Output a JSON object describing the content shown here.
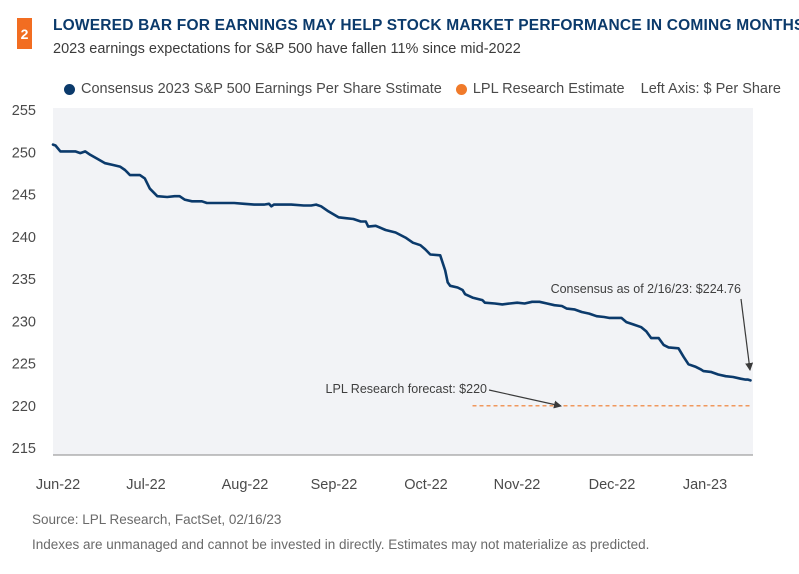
{
  "header": {
    "badge": "2",
    "title": "LOWERED BAR FOR EARNINGS MAY HELP STOCK MARKET PERFORMANCE IN COMING MONTHS",
    "subtitle": "2023 earnings expectations for S&P 500 have fallen 11% since mid-2022"
  },
  "legend": {
    "items": [
      {
        "label": "Consensus 2023 S&P 500 Earnings Per Share Sstimate",
        "color": "#0b3a6b"
      },
      {
        "label": "LPL Research Estimate",
        "color": "#f07a2a"
      }
    ],
    "axis_note": "Left Axis: $ Per Share"
  },
  "footer": {
    "source": "Source: LPL Research, FactSet, 02/16/23",
    "disclaimer": "Indexes are unmanaged and cannot be invested in directly. Estimates may not materialize as predicted."
  },
  "chart_data": {
    "type": "line",
    "title": "LOWERED BAR FOR EARNINGS MAY HELP STOCK MARKET PERFORMANCE IN COMING MONTHS",
    "subtitle": "2023 earnings expectations for S&P 500 have fallen 11% since mid-2022",
    "xlabel": "",
    "ylabel": "$ Per Share",
    "ylim": [
      215,
      255
    ],
    "yticks": [
      255,
      250,
      245,
      240,
      235,
      230,
      225,
      220,
      215
    ],
    "xticks": [
      "Jun-22",
      "Jul-22",
      "Aug-22",
      "Sep-22",
      "Oct-22",
      "Nov-22",
      "Dec-22",
      "Jan-23"
    ],
    "x_unit": "days since Jun-22 tick",
    "x_range": [
      0,
      262
    ],
    "grid": false,
    "legend_position": "top",
    "series": [
      {
        "name": "Consensus 2023 S&P 500 Earnings Per Share Sstimate",
        "color": "#0b3a6b",
        "style": "solid",
        "points": [
          [
            0,
            250.9
          ],
          [
            1,
            250.8
          ],
          [
            3,
            250.1
          ],
          [
            5,
            250.1
          ],
          [
            9,
            250.1
          ],
          [
            11,
            249.9
          ],
          [
            13,
            250.1
          ],
          [
            15,
            249.7
          ],
          [
            18,
            249.2
          ],
          [
            21,
            248.7
          ],
          [
            24,
            248.5
          ],
          [
            27,
            248.3
          ],
          [
            29,
            247.9
          ],
          [
            31,
            247.3
          ],
          [
            35,
            247.3
          ],
          [
            37,
            246.9
          ],
          [
            39,
            245.7
          ],
          [
            42,
            244.8
          ],
          [
            46,
            244.7
          ],
          [
            49,
            244.8
          ],
          [
            51,
            244.8
          ],
          [
            53,
            244.4
          ],
          [
            56,
            244.2
          ],
          [
            60,
            244.2
          ],
          [
            62,
            244.0
          ],
          [
            67,
            244.0
          ],
          [
            73,
            244.0
          ],
          [
            77,
            243.9
          ],
          [
            81,
            243.8
          ],
          [
            85,
            243.8
          ],
          [
            87,
            243.9
          ],
          [
            88,
            243.6
          ],
          [
            89,
            243.8
          ],
          [
            96,
            243.8
          ],
          [
            101,
            243.7
          ],
          [
            104,
            243.7
          ],
          [
            106,
            243.8
          ],
          [
            108,
            243.6
          ],
          [
            111,
            243.0
          ],
          [
            115,
            242.3
          ],
          [
            118,
            242.2
          ],
          [
            121,
            242.1
          ],
          [
            124,
            241.8
          ],
          [
            126,
            241.8
          ],
          [
            127,
            241.2
          ],
          [
            130,
            241.3
          ],
          [
            134,
            240.8
          ],
          [
            138,
            240.5
          ],
          [
            142,
            239.9
          ],
          [
            145,
            239.3
          ],
          [
            148,
            239.0
          ],
          [
            150,
            238.5
          ],
          [
            152,
            237.9
          ],
          [
            156,
            237.8
          ],
          [
            158,
            236.0
          ],
          [
            159,
            234.6
          ],
          [
            160,
            234.2
          ],
          [
            163,
            234.0
          ],
          [
            165,
            233.7
          ],
          [
            166,
            233.2
          ],
          [
            169,
            232.8
          ],
          [
            173,
            232.5
          ],
          [
            174,
            232.2
          ],
          [
            178,
            232.1
          ],
          [
            181,
            232.0
          ],
          [
            184,
            232.1
          ],
          [
            187,
            232.2
          ],
          [
            190,
            232.1
          ],
          [
            193,
            232.3
          ],
          [
            196,
            232.3
          ],
          [
            199,
            232.1
          ],
          [
            202,
            231.9
          ],
          [
            205,
            231.8
          ],
          [
            207,
            231.5
          ],
          [
            210,
            231.4
          ],
          [
            213,
            231.1
          ],
          [
            216,
            230.9
          ],
          [
            219,
            230.6
          ],
          [
            222,
            230.5
          ],
          [
            224,
            230.4
          ],
          [
            229,
            230.4
          ],
          [
            231,
            229.9
          ],
          [
            234,
            229.6
          ],
          [
            237,
            229.3
          ],
          [
            239,
            228.8
          ],
          [
            241,
            228.0
          ],
          [
            244,
            228.0
          ],
          [
            246,
            227.2
          ],
          [
            248,
            226.9
          ],
          [
            252,
            226.8
          ],
          [
            254,
            225.8
          ],
          [
            256,
            224.9
          ],
          [
            259,
            224.6
          ],
          [
            261,
            224.3
          ],
          [
            262,
            224.1
          ],
          [
            265,
            224.0
          ],
          [
            268,
            223.7
          ],
          [
            271,
            223.5
          ],
          [
            274,
            223.4
          ],
          [
            277,
            223.2
          ],
          [
            279,
            223.1
          ],
          [
            280,
            223.1
          ],
          [
            281,
            223.0
          ]
        ]
      },
      {
        "name": "LPL Research Estimate",
        "color": "#f07a2a",
        "style": "dashed",
        "points": [
          [
            169,
            220
          ],
          [
            281,
            220
          ]
        ]
      }
    ],
    "annotations": [
      {
        "text": "Consensus as of 2/16/23: $224.76",
        "target_series": 0
      },
      {
        "text": "LPL Research forecast: $220",
        "target_series": 1
      }
    ]
  }
}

* [The request]:
Repeat verbatim all the material, but not the pictures.

* [Exercise response]:
Output a JSON object describing the content shown here.
{
  "header": {
    "badge": "2",
    "title": "LOWERED BAR FOR EARNINGS MAY HELP STOCK MARKET PERFORMANCE IN COMING MONTHS",
    "subtitle": "2023 earnings expectations for S&P 500 have fallen 11% since mid-2022"
  },
  "legend": {
    "items": [
      {
        "label": "Consensus 2023 S&P 500 Earnings Per Share Sstimate",
        "color": "#0b3a6b"
      },
      {
        "label": "LPL Research Estimate",
        "color": "#f07a2a"
      }
    ],
    "axis_note": "Left Axis: $ Per Share"
  },
  "footer": {
    "source": "Source: LPL Research, FactSet, 02/16/23",
    "disclaimer": "Indexes are unmanaged and cannot be invested in directly. Estimates may not materialize as predicted."
  },
  "chart_data": {
    "type": "line",
    "title": "LOWERED BAR FOR EARNINGS MAY HELP STOCK MARKET PERFORMANCE IN COMING MONTHS",
    "subtitle": "2023 earnings expectations for S&P 500 have fallen 11% since mid-2022",
    "xlabel": "",
    "ylabel": "$ Per Share",
    "ylim": [
      215,
      255
    ],
    "yticks": [
      255,
      250,
      245,
      240,
      235,
      230,
      225,
      220,
      215
    ],
    "xticks": [
      "Jun-22",
      "Jul-22",
      "Aug-22",
      "Sep-22",
      "Oct-22",
      "Nov-22",
      "Dec-22",
      "Jan-23"
    ],
    "x_unit": "days since Jun-22 tick",
    "x_range": [
      0,
      262
    ],
    "grid": false,
    "legend_position": "top",
    "series": [
      {
        "name": "Consensus 2023 S&P 500 Earnings Per Share Sstimate",
        "color": "#0b3a6b",
        "style": "solid",
        "points": [
          [
            0,
            250.9
          ],
          [
            1,
            250.8
          ],
          [
            3,
            250.1
          ],
          [
            5,
            250.1
          ],
          [
            9,
            250.1
          ],
          [
            11,
            249.9
          ],
          [
            13,
            250.1
          ],
          [
            15,
            249.7
          ],
          [
            18,
            249.2
          ],
          [
            21,
            248.7
          ],
          [
            24,
            248.5
          ],
          [
            27,
            248.3
          ],
          [
            29,
            247.9
          ],
          [
            31,
            247.3
          ],
          [
            35,
            247.3
          ],
          [
            37,
            246.9
          ],
          [
            39,
            245.7
          ],
          [
            42,
            244.8
          ],
          [
            46,
            244.7
          ],
          [
            49,
            244.8
          ],
          [
            51,
            244.8
          ],
          [
            53,
            244.4
          ],
          [
            56,
            244.2
          ],
          [
            60,
            244.2
          ],
          [
            62,
            244.0
          ],
          [
            67,
            244.0
          ],
          [
            73,
            244.0
          ],
          [
            77,
            243.9
          ],
          [
            81,
            243.8
          ],
          [
            85,
            243.8
          ],
          [
            87,
            243.9
          ],
          [
            88,
            243.6
          ],
          [
            89,
            243.8
          ],
          [
            96,
            243.8
          ],
          [
            101,
            243.7
          ],
          [
            104,
            243.7
          ],
          [
            106,
            243.8
          ],
          [
            108,
            243.6
          ],
          [
            111,
            243.0
          ],
          [
            115,
            242.3
          ],
          [
            118,
            242.2
          ],
          [
            121,
            242.1
          ],
          [
            124,
            241.8
          ],
          [
            126,
            241.8
          ],
          [
            127,
            241.2
          ],
          [
            130,
            241.3
          ],
          [
            134,
            240.8
          ],
          [
            138,
            240.5
          ],
          [
            142,
            239.9
          ],
          [
            145,
            239.3
          ],
          [
            148,
            239.0
          ],
          [
            150,
            238.5
          ],
          [
            152,
            237.9
          ],
          [
            156,
            237.8
          ],
          [
            158,
            236.0
          ],
          [
            159,
            234.6
          ],
          [
            160,
            234.2
          ],
          [
            163,
            234.0
          ],
          [
            165,
            233.7
          ],
          [
            166,
            233.2
          ],
          [
            169,
            232.8
          ],
          [
            173,
            232.5
          ],
          [
            174,
            232.2
          ],
          [
            178,
            232.1
          ],
          [
            181,
            232.0
          ],
          [
            184,
            232.1
          ],
          [
            187,
            232.2
          ],
          [
            190,
            232.1
          ],
          [
            193,
            232.3
          ],
          [
            196,
            232.3
          ],
          [
            199,
            232.1
          ],
          [
            202,
            231.9
          ],
          [
            205,
            231.8
          ],
          [
            207,
            231.5
          ],
          [
            210,
            231.4
          ],
          [
            213,
            231.1
          ],
          [
            216,
            230.9
          ],
          [
            219,
            230.6
          ],
          [
            222,
            230.5
          ],
          [
            224,
            230.4
          ],
          [
            229,
            230.4
          ],
          [
            231,
            229.9
          ],
          [
            234,
            229.6
          ],
          [
            237,
            229.3
          ],
          [
            239,
            228.8
          ],
          [
            241,
            228.0
          ],
          [
            244,
            228.0
          ],
          [
            246,
            227.2
          ],
          [
            248,
            226.9
          ],
          [
            252,
            226.8
          ],
          [
            254,
            225.8
          ],
          [
            256,
            224.9
          ],
          [
            259,
            224.6
          ],
          [
            261,
            224.3
          ],
          [
            262,
            224.1
          ],
          [
            265,
            224.0
          ],
          [
            268,
            223.7
          ],
          [
            271,
            223.5
          ],
          [
            274,
            223.4
          ],
          [
            277,
            223.2
          ],
          [
            279,
            223.1
          ],
          [
            280,
            223.1
          ],
          [
            281,
            223.0
          ]
        ]
      },
      {
        "name": "LPL Research Estimate",
        "color": "#f07a2a",
        "style": "dashed",
        "points": [
          [
            169,
            220
          ],
          [
            281,
            220
          ]
        ]
      }
    ],
    "annotations": [
      {
        "text": "Consensus as of 2/16/23: $224.76",
        "target_series": 0
      },
      {
        "text": "LPL Research forecast: $220",
        "target_series": 1
      }
    ]
  }
}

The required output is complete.